__STATED TASK 1__
Which startups does the Emil Michael interview name among his notable investments?

__SOURCE__
★ ★ ★
Interviews and Reviews

Emil Michael: Driven to Create Through Challenges and Opposition

Emil Michael

Born in Cairo in 1972, businessman, executive, philanthropist, and entrepreneur Emil Michael has followed a fascinating path that’s led him through the halls of Harvard University, onto lists such as Fast Company’s Most Creative People in Marketing and Most Creative People in Business, and into roles that have included Chief Business Officer of Uber and Chief Operating Officer of Klout.

At one point, Michael was even vetted in consideration for the Cabinet post of Secretary of Transportation. Michael served on several non-profit organizations’ boards, including the Pentagon’s Defense Business Board. He’s also an avid investor, with some of his notable startup investments including Brex, GoPuff, Revolut and Bird.

Recently, Andreas Penna sat down with Emil Michael to discuss his approach to life and business, what he thinks of the unique global landscape we’re experiencing today, and where the world is headed next.

Andreas Penna

What’s going on Emil? How are you? Can you tell us how the quarantine is going?

Emil Michael

Yeah. Miami Beach and we’re on quarantine number two right now, or maybe one and a half. That just re-instituted the curfew and closed restaurants down. So really unfortunate, because we didn’t get hit hard last time, but now we’re getting hit really hard here in Miami. So we’re just hunkered down at home.

Andreas Penna

It is unfortunate how everything is kind of oscillating between ups and downs, but I think we’re going to get through this.

Emil Michael

We’re definitely going to get through it. Let’s just not Twitter doom scroll and get depressed.
★ ★ ★
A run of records
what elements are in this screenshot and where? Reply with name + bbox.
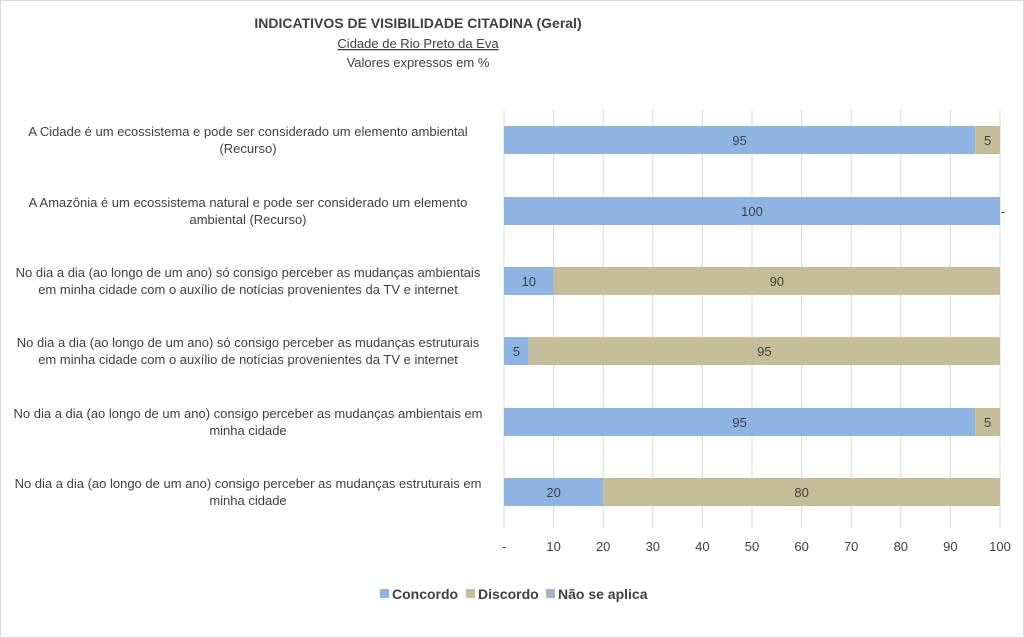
bar-segment-discordo — [528, 337, 1000, 365]
category-label-line: A Cidade é um ecossistema e pode ser con… — [28, 124, 467, 139]
data-label: 10 — [522, 274, 536, 289]
chart-title: INDICATIVOS DE VISIBILIDADE CITADINA (Ge… — [254, 15, 581, 31]
legend: Concordo Discordo Não se aplica — [380, 586, 648, 602]
data-label: 90 — [770, 274, 784, 289]
category-label-line: ambiental (Recurso) — [189, 212, 306, 227]
x-tick-label: 90 — [943, 539, 957, 554]
category-label-line: minha cidade — [209, 423, 286, 438]
category-label-line: No dia a dia (ao longo de um ano) consig… — [15, 476, 482, 491]
data-label: 95 — [732, 415, 746, 430]
x-tick-label: 100 — [989, 539, 1011, 554]
x-tick-label: - — [502, 539, 506, 554]
legend-swatch — [380, 589, 389, 598]
legend-label: Discordo — [478, 586, 539, 602]
data-label: 80 — [794, 485, 808, 500]
category-label: A Cidade é um ecossistema e pode ser con… — [28, 124, 467, 156]
category-label: A Amazônia é um ecossistema natural e po… — [29, 195, 468, 227]
data-label: 5 — [984, 415, 991, 430]
data-label: 95 — [757, 344, 771, 359]
x-tick-label: 70 — [844, 539, 858, 554]
category-label-line: em minha cidade com o auxílio de notícia… — [38, 352, 458, 367]
legend-label: Concordo — [392, 586, 458, 602]
category-label-line: em minha cidade com o auxílio de notícia… — [38, 282, 458, 297]
bar-segment-concordo — [504, 478, 604, 506]
category-label-line: (Recurso) — [219, 141, 276, 156]
category-label-line: No dia a dia (ao longo de um ano) só con… — [17, 335, 480, 350]
x-tick-label: 50 — [745, 539, 759, 554]
legend-label: Não se aplica — [558, 586, 648, 602]
chart-subtitle-city: Cidade de Rio Preto da Eva — [337, 36, 499, 51]
legend-swatch — [466, 589, 475, 598]
data-label: 20 — [546, 485, 560, 500]
category-labels: A Cidade é um ecossistema e pode ser con… — [14, 124, 483, 508]
grid-lines — [503, 110, 1001, 528]
legend-swatch — [546, 589, 555, 598]
x-tick-label: 40 — [695, 539, 709, 554]
bar-segment-concordo — [504, 408, 976, 436]
category-label: No dia a dia (ao longo de um ano) só con… — [16, 265, 481, 297]
category-label-line: A Amazônia é um ecossistema natural e po… — [29, 195, 468, 210]
category-label-line: No dia a dia (ao longo de um ano) só con… — [16, 265, 481, 280]
bars: 95 5 100 - 10 90 5 95 95 5 20 80 — [504, 126, 1005, 506]
category-label: No dia a dia (ao longo de um ano) só con… — [17, 335, 480, 367]
data-label: 95 — [732, 133, 746, 148]
bar-segment-discordo — [975, 126, 1000, 154]
bar-segment-discordo — [975, 408, 1000, 436]
bar-segment-concordo — [504, 337, 529, 365]
category-label: No dia a dia (ao longo de um ano) consig… — [15, 476, 482, 508]
category-label-line: minha cidade — [209, 493, 286, 508]
x-tick-label: 30 — [646, 539, 660, 554]
x-tick-label: 60 — [794, 539, 808, 554]
category-label-line: No dia a dia (ao longo de um ano) consig… — [14, 406, 483, 421]
x-tick-label: 20 — [596, 539, 610, 554]
bar-segment-concordo — [504, 126, 976, 154]
x-tick-label: 10 — [546, 539, 560, 554]
chart-titles: INDICATIVOS DE VISIBILIDADE CITADINA (Ge… — [254, 15, 581, 70]
bar-segment-discordo — [603, 478, 1000, 506]
chart-subtitle-units: Valores expressos em % — [347, 55, 490, 70]
bar-segment-concordo — [504, 197, 1000, 225]
data-label: - — [1001, 204, 1005, 219]
bar-segment-concordo — [504, 267, 554, 295]
x-tick-label: 80 — [894, 539, 908, 554]
data-label: 5 — [984, 133, 991, 148]
category-label: No dia a dia (ao longo de um ano) consig… — [14, 406, 483, 438]
bar-segment-discordo — [553, 267, 1000, 295]
data-label: 5 — [513, 344, 520, 359]
data-label: 100 — [741, 204, 763, 219]
x-axis-ticks: - 10 20 30 40 50 60 70 80 90 100 — [502, 539, 1011, 554]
★ ★ ★
__STATED TASK 2__
Copy out word for word the stretch of the listing from the line containing "bar-segment-discordo — [528, 337, 1000, 365]" through the line containing "x-tick-label: 90 — [943, 539, 957, 554]".

__TASK OUTPUT 1__
Brex, GoPuff, Revolut and Bird

__TASK OUTPUT 2__
bar-segment-discordo — [528, 337, 1000, 365]
category-label-line: A Cidade é um ecossistema e pode ser con… — [28, 124, 467, 139]
data-label: 10 — [522, 274, 536, 289]
chart-title: INDICATIVOS DE VISIBILIDADE CITADINA (Ge… — [254, 15, 581, 31]
legend: Concordo Discordo Não se aplica — [380, 586, 648, 602]
data-label: 90 — [770, 274, 784, 289]
category-label-line: ambiental (Recurso) — [189, 212, 306, 227]
x-tick-label: 90 — [943, 539, 957, 554]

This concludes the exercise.